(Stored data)
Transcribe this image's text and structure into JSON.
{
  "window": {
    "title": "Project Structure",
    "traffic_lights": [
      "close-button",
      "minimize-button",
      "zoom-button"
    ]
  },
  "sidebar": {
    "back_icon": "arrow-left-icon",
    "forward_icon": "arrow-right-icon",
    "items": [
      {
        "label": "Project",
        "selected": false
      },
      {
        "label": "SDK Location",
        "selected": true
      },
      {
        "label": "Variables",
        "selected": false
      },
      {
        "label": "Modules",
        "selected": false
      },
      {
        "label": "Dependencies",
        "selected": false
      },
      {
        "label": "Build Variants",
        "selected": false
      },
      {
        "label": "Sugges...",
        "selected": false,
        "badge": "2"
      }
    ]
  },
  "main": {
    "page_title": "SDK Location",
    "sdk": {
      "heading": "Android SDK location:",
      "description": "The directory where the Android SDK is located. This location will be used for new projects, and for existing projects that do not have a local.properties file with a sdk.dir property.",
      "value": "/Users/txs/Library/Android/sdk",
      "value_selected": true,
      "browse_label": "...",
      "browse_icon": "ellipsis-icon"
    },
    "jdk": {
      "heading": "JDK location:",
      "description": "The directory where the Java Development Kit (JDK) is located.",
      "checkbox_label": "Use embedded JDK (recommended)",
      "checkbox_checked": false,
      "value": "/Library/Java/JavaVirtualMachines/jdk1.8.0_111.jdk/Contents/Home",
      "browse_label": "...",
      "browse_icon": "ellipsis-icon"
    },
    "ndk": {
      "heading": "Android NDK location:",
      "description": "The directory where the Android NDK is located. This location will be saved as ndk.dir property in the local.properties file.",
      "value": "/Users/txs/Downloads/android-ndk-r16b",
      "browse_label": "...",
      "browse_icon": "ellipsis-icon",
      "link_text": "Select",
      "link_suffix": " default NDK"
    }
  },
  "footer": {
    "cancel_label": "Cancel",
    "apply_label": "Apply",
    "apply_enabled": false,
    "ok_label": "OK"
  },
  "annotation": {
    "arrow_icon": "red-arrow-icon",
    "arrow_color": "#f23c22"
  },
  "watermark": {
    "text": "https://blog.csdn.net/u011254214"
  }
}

> [Given task]: Which lines in the records above contain the string "Library"? Copy each one.

> [Result]:
      "value": "/Users/txs/Library/Android/sdk",
      "value": "/Library/Java/JavaVirtualMachines/jdk1.8.0_111.jdk/Contents/Home",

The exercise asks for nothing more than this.